----- MATERIAL SUPPLIED

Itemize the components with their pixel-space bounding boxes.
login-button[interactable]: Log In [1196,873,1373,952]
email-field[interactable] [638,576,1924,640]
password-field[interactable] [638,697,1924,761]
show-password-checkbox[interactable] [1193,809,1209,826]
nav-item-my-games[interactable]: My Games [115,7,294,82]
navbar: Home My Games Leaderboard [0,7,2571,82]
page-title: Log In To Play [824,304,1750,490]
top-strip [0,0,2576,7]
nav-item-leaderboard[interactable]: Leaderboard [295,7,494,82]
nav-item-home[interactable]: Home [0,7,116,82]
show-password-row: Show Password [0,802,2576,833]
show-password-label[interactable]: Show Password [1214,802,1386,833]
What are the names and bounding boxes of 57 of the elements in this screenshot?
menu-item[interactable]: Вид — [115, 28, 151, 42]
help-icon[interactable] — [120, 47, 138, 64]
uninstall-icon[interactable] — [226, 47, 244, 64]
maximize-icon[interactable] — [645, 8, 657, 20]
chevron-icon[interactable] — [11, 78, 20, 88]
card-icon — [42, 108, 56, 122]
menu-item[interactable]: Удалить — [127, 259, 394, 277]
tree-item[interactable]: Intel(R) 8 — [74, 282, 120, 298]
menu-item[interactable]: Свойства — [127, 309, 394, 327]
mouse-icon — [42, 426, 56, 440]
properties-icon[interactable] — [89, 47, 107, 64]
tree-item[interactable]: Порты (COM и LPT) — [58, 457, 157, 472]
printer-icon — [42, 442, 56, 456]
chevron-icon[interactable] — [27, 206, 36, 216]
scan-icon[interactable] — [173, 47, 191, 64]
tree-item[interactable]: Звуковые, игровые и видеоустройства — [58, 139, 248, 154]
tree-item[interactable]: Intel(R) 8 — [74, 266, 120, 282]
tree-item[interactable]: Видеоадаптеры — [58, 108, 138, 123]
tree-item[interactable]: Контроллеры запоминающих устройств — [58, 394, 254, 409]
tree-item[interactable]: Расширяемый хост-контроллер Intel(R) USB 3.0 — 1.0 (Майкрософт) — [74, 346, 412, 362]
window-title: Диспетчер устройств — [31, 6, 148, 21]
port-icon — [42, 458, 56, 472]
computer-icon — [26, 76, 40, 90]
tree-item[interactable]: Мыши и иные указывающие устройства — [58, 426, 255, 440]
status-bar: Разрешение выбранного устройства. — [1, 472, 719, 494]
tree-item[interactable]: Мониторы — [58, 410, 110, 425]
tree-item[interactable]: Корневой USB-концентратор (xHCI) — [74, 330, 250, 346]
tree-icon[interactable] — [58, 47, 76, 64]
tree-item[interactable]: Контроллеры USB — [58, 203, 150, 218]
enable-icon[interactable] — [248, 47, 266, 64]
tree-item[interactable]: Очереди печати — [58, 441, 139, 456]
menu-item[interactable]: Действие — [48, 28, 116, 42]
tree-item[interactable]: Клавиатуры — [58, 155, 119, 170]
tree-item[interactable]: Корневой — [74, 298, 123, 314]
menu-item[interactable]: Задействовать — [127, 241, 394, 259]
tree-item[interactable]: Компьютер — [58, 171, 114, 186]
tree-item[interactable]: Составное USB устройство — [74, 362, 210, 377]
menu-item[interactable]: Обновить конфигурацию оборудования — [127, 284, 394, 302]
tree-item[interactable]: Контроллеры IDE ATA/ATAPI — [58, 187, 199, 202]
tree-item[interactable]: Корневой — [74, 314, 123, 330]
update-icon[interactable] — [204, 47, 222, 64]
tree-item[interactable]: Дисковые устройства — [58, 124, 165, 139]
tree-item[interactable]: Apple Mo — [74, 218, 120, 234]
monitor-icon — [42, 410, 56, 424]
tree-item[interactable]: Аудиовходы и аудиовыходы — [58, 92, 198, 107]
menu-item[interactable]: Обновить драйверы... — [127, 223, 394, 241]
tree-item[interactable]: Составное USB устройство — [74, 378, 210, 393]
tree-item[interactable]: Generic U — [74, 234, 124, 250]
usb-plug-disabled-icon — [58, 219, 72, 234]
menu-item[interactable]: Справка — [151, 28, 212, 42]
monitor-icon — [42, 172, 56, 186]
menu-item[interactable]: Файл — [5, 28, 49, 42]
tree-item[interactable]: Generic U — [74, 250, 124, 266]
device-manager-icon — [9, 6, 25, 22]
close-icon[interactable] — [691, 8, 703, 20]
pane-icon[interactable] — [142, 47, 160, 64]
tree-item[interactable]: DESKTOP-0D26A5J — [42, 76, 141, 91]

----------

PROBLEM TO WORK ON
Could you copy out every line of the material above, unchanged and in the same order?

TASK ANSWER
Itemize the components with their pixel-space bounding boxes.
login-button[interactable]: Log In [1196,873,1373,952]
email-field[interactable] [638,576,1924,640]
password-field[interactable] [638,697,1924,761]
show-password-checkbox[interactable] [1193,809,1209,826]
nav-item-my-games[interactable]: My Games [115,7,294,82]
navbar: Home My Games Leaderboard [0,7,2571,82]
page-title: Log In To Play [824,304,1750,490]
top-strip [0,0,2576,7]
nav-item-leaderboard[interactable]: Leaderboard [295,7,494,82]
nav-item-home[interactable]: Home [0,7,116,82]
show-password-row: Show Password [0,802,2576,833]
show-password-label[interactable]: Show Password [1214,802,1386,833]
What are the names and bounding boxes of 57 of the elements in this screenshot?
menu-item[interactable]: Вид — [115, 28, 151, 42]
help-icon[interactable] — [120, 47, 138, 64]
uninstall-icon[interactable] — [226, 47, 244, 64]
maximize-icon[interactable] — [645, 8, 657, 20]
chevron-icon[interactable] — [11, 78, 20, 88]
card-icon — [42, 108, 56, 122]
menu-item[interactable]: Удалить — [127, 259, 394, 277]
tree-item[interactable]: Intel(R) 8 — [74, 282, 120, 298]
menu-item[interactable]: Свойства — [127, 309, 394, 327]
mouse-icon — [42, 426, 56, 440]
properties-icon[interactable] — [89, 47, 107, 64]
tree-item[interactable]: Порты (COM и LPT) — [58, 457, 157, 472]
printer-icon — [42, 442, 56, 456]
chevron-icon[interactable] — [27, 206, 36, 216]
scan-icon[interactable] — [173, 47, 191, 64]
tree-item[interactable]: Звуковые, игровые и видеоустройства — [58, 139, 248, 154]
tree-item[interactable]: Intel(R) 8 — [74, 266, 120, 282]
tree-item[interactable]: Видеоадаптеры — [58, 108, 138, 123]
tree-item[interactable]: Контроллеры запоминающих устройств — [58, 394, 254, 409]
tree-item[interactable]: Расширяемый хост-контроллер Intel(R) USB 3.0 — 1.0 (Майкрософт) — [74, 346, 412, 362]
window-title: Диспетчер устройств — [31, 6, 148, 21]
port-icon — [42, 458, 56, 472]
computer-icon — [26, 76, 40, 90]
tree-item[interactable]: Мыши и иные указывающие устройства — [58, 426, 255, 440]
status-bar: Разрешение выбранного устройства. — [1, 472, 719, 494]
tree-item[interactable]: Мониторы — [58, 410, 110, 425]
tree-item[interactable]: Корневой USB-концентратор (xHCI) — [74, 330, 250, 346]
tree-icon[interactable] — [58, 47, 76, 64]
tree-item[interactable]: Контроллеры USB — [58, 203, 150, 218]
enable-icon[interactable] — [248, 47, 266, 64]
tree-item[interactable]: Очереди печати — [58, 441, 139, 456]
menu-item[interactable]: Действие — [48, 28, 116, 42]
tree-item[interactable]: Клавиатуры — [58, 155, 119, 170]
tree-item[interactable]: Корневой — [74, 298, 123, 314]
menu-item[interactable]: Задействовать — [127, 241, 394, 259]
tree-item[interactable]: Компьютер — [58, 171, 114, 186]
tree-item[interactable]: Составное USB устройство — [74, 362, 210, 377]
menu-item[interactable]: Обновить конфигурацию оборудования — [127, 284, 394, 302]
tree-item[interactable]: Контроллеры IDE ATA/ATAPI — [58, 187, 199, 202]
tree-item[interactable]: Корневой — [74, 314, 123, 330]
update-icon[interactable] — [204, 47, 222, 64]
tree-item[interactable]: Дисковые устройства — [58, 124, 165, 139]
tree-item[interactable]: Apple Mo — [74, 218, 120, 234]
monitor-icon — [42, 410, 56, 424]
tree-item[interactable]: Аудиовходы и аудиовыходы — [58, 92, 198, 107]
menu-item[interactable]: Обновить драйверы... — [127, 223, 394, 241]
tree-item[interactable]: Составное USB устройство — [74, 378, 210, 393]
tree-item[interactable]: Generic U — [74, 234, 124, 250]
usb-plug-disabled-icon — [58, 219, 72, 234]
menu-item[interactable]: Справка — [151, 28, 212, 42]
monitor-icon — [42, 172, 56, 186]
menu-item[interactable]: Файл — [5, 28, 49, 42]
tree-item[interactable]: Generic U — [74, 250, 124, 266]
device-manager-icon — [9, 6, 25, 22]
close-icon[interactable] — [691, 8, 703, 20]
pane-icon[interactable] — [142, 47, 160, 64]
tree-item[interactable]: DESKTOP-0D26A5J — [42, 76, 141, 91]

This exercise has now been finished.